◆ **Material shown**
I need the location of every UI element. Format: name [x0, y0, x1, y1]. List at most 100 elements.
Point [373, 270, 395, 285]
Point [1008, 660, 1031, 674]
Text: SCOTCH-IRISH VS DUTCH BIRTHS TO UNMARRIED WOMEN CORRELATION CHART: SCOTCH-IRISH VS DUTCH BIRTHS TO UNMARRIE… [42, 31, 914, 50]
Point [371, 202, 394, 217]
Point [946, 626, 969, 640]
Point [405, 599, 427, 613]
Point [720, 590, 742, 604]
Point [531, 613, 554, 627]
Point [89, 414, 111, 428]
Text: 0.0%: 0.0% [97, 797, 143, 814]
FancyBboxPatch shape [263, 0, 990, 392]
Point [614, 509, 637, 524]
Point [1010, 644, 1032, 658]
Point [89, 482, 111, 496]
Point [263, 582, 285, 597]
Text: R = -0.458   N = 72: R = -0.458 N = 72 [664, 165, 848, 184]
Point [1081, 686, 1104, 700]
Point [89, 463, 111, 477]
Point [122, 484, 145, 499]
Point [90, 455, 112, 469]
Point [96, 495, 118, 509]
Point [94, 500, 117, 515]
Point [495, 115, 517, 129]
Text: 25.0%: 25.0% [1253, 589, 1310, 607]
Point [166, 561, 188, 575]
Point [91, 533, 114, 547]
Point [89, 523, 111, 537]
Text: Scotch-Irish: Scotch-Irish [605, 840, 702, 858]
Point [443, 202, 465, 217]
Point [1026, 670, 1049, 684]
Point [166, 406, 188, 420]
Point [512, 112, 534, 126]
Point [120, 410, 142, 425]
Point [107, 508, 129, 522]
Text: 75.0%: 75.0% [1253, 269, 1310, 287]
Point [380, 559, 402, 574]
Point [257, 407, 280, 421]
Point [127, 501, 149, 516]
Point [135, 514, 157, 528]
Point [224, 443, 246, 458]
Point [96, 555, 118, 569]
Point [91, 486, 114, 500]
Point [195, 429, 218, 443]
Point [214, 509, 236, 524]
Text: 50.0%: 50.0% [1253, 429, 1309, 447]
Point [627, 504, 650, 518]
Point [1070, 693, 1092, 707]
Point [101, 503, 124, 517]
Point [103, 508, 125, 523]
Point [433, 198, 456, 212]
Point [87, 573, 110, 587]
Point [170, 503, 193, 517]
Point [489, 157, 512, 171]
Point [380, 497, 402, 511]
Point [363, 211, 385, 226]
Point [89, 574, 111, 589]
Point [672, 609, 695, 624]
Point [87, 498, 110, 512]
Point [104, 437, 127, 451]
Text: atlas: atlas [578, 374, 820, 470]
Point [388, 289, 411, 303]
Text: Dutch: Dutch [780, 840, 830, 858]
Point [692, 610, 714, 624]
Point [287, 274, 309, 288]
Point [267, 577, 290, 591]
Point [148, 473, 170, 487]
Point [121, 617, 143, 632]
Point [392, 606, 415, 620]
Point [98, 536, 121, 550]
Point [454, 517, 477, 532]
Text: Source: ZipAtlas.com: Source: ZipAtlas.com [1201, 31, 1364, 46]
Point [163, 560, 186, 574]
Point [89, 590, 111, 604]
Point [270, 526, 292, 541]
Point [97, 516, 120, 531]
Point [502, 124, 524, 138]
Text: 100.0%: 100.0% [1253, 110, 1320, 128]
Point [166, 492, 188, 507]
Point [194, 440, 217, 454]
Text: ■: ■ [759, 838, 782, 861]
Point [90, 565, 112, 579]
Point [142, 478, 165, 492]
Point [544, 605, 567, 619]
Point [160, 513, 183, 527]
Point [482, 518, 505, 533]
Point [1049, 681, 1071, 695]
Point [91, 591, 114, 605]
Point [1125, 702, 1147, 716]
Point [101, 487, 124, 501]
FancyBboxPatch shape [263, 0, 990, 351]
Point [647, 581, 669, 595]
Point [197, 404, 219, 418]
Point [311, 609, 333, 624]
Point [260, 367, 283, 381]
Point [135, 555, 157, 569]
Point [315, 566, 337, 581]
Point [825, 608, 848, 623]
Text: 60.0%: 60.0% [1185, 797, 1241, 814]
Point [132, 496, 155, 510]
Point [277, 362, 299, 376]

◆ **Stated task**
Reproduce every line of the items above with no changes at all.

◆ **Written solution**
I need the location of every UI element. Format: name [x0, y0, x1, y1]. List at most 100 elements.
Point [373, 270, 395, 285]
Point [1008, 660, 1031, 674]
Text: SCOTCH-IRISH VS DUTCH BIRTHS TO UNMARRIED WOMEN CORRELATION CHART: SCOTCH-IRISH VS DUTCH BIRTHS TO UNMARRIE… [42, 31, 914, 50]
Point [371, 202, 394, 217]
Point [946, 626, 969, 640]
Point [405, 599, 427, 613]
Point [720, 590, 742, 604]
Point [531, 613, 554, 627]
Point [89, 414, 111, 428]
Text: 0.0%: 0.0% [97, 797, 143, 814]
FancyBboxPatch shape [263, 0, 990, 392]
Point [614, 509, 637, 524]
Point [1010, 644, 1032, 658]
Point [89, 482, 111, 496]
Point [263, 582, 285, 597]
Text: R = -0.458   N = 72: R = -0.458 N = 72 [664, 165, 848, 184]
Point [1081, 686, 1104, 700]
Point [89, 463, 111, 477]
Point [122, 484, 145, 499]
Point [90, 455, 112, 469]
Point [96, 495, 118, 509]
Point [94, 500, 117, 515]
Point [495, 115, 517, 129]
Text: 25.0%: 25.0% [1253, 589, 1310, 607]
Point [166, 561, 188, 575]
Point [91, 533, 114, 547]
Point [89, 523, 111, 537]
Text: Scotch-Irish: Scotch-Irish [605, 840, 702, 858]
Point [443, 202, 465, 217]
Point [1026, 670, 1049, 684]
Point [166, 406, 188, 420]
Point [512, 112, 534, 126]
Point [120, 410, 142, 425]
Point [107, 508, 129, 522]
Text: 75.0%: 75.0% [1253, 269, 1310, 287]
Point [380, 559, 402, 574]
Point [257, 407, 280, 421]
Point [127, 501, 149, 516]
Point [135, 514, 157, 528]
Point [224, 443, 246, 458]
Point [96, 555, 118, 569]
Point [91, 486, 114, 500]
Point [195, 429, 218, 443]
Point [214, 509, 236, 524]
Text: 50.0%: 50.0% [1253, 429, 1309, 447]
Point [627, 504, 650, 518]
Point [1070, 693, 1092, 707]
Point [101, 503, 124, 517]
Point [103, 508, 125, 523]
Point [433, 198, 456, 212]
Point [87, 573, 110, 587]
Point [170, 503, 193, 517]
Point [489, 157, 512, 171]
Point [380, 497, 402, 511]
Point [363, 211, 385, 226]
Point [89, 574, 111, 589]
Point [672, 609, 695, 624]
Point [87, 498, 110, 512]
Point [104, 437, 127, 451]
Text: atlas: atlas [578, 374, 820, 470]
Point [388, 289, 411, 303]
Text: Dutch: Dutch [780, 840, 830, 858]
Point [692, 610, 714, 624]
Point [287, 274, 309, 288]
Point [267, 577, 290, 591]
Point [148, 473, 170, 487]
Point [121, 617, 143, 632]
Point [392, 606, 415, 620]
Point [98, 536, 121, 550]
Point [454, 517, 477, 532]
Text: Source: ZipAtlas.com: Source: ZipAtlas.com [1201, 31, 1364, 46]
Point [163, 560, 186, 574]
Point [89, 590, 111, 604]
Point [270, 526, 292, 541]
Point [97, 516, 120, 531]
Point [502, 124, 524, 138]
Text: 100.0%: 100.0% [1253, 110, 1320, 128]
Point [166, 492, 188, 507]
Point [194, 440, 217, 454]
Text: ■: ■ [759, 838, 782, 861]
Point [90, 565, 112, 579]
Point [142, 478, 165, 492]
Point [544, 605, 567, 619]
Point [160, 513, 183, 527]
Point [482, 518, 505, 533]
Point [1049, 681, 1071, 695]
Point [91, 591, 114, 605]
Point [1125, 702, 1147, 716]
Point [101, 487, 124, 501]
FancyBboxPatch shape [263, 0, 990, 351]
Point [647, 581, 669, 595]
Point [197, 404, 219, 418]
Point [311, 609, 333, 624]
Point [260, 367, 283, 381]
Point [135, 555, 157, 569]
Point [315, 566, 337, 581]
Point [825, 608, 848, 623]
Text: 60.0%: 60.0% [1185, 797, 1241, 814]
Point [132, 496, 155, 510]
Point [277, 362, 299, 376]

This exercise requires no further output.